## Instructions for the task
Can all of these lines be returned exactly?

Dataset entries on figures

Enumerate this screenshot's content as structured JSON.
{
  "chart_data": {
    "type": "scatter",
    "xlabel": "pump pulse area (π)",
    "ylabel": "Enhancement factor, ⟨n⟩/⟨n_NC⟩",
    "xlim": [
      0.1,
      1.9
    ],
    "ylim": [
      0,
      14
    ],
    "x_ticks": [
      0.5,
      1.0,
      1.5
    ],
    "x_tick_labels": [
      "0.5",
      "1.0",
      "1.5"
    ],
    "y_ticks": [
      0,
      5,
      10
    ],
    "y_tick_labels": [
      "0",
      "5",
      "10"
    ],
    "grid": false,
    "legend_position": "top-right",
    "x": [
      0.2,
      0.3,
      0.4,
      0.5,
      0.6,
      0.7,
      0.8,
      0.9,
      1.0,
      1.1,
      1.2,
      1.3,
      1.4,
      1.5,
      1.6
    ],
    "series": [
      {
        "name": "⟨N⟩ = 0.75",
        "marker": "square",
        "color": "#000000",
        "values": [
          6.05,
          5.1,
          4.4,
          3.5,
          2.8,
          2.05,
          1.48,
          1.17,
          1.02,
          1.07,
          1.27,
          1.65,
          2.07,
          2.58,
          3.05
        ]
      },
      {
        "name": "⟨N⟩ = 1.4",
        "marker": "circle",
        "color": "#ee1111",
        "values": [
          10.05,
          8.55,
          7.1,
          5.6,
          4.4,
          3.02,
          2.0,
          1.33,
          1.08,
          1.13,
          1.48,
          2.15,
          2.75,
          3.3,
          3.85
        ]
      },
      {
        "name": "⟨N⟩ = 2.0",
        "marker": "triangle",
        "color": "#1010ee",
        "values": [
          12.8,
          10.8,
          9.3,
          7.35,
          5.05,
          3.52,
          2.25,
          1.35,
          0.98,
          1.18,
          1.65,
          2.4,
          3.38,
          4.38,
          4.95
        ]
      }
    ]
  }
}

## Written solution
Enumerate this screenshot's content as structured JSON.
{
  "chart_data": {
    "type": "scatter",
    "xlabel": "pump pulse area (π)",
    "ylabel": "Enhancement factor, ⟨n⟩/⟨n_NC⟩",
    "xlim": [
      0.1,
      1.9
    ],
    "ylim": [
      0,
      14
    ],
    "x_ticks": [
      0.5,
      1.0,
      1.5
    ],
    "x_tick_labels": [
      "0.5",
      "1.0",
      "1.5"
    ],
    "y_ticks": [
      0,
      5,
      10
    ],
    "y_tick_labels": [
      "0",
      "5",
      "10"
    ],
    "grid": false,
    "legend_position": "top-right",
    "x": [
      0.2,
      0.3,
      0.4,
      0.5,
      0.6,
      0.7,
      0.8,
      0.9,
      1.0,
      1.1,
      1.2,
      1.3,
      1.4,
      1.5,
      1.6
    ],
    "series": [
      {
        "name": "⟨N⟩ = 0.75",
        "marker": "square",
        "color": "#000000",
        "values": [
          6.05,
          5.1,
          4.4,
          3.5,
          2.8,
          2.05,
          1.48,
          1.17,
          1.02,
          1.07,
          1.27,
          1.65,
          2.07,
          2.58,
          3.05
        ]
      },
      {
        "name": "⟨N⟩ = 1.4",
        "marker": "circle",
        "color": "#ee1111",
        "values": [
          10.05,
          8.55,
          7.1,
          5.6,
          4.4,
          3.02,
          2.0,
          1.33,
          1.08,
          1.13,
          1.48,
          2.15,
          2.75,
          3.3,
          3.85
        ]
      },
      {
        "name": "⟨N⟩ = 2.0",
        "marker": "triangle",
        "color": "#1010ee",
        "values": [
          12.8,
          10.8,
          9.3,
          7.35,
          5.05,
          3.52,
          2.25,
          1.35,
          0.98,
          1.18,
          1.65,
          2.4,
          3.38,
          4.38,
          4.95
        ]
      }
    ]
  }
}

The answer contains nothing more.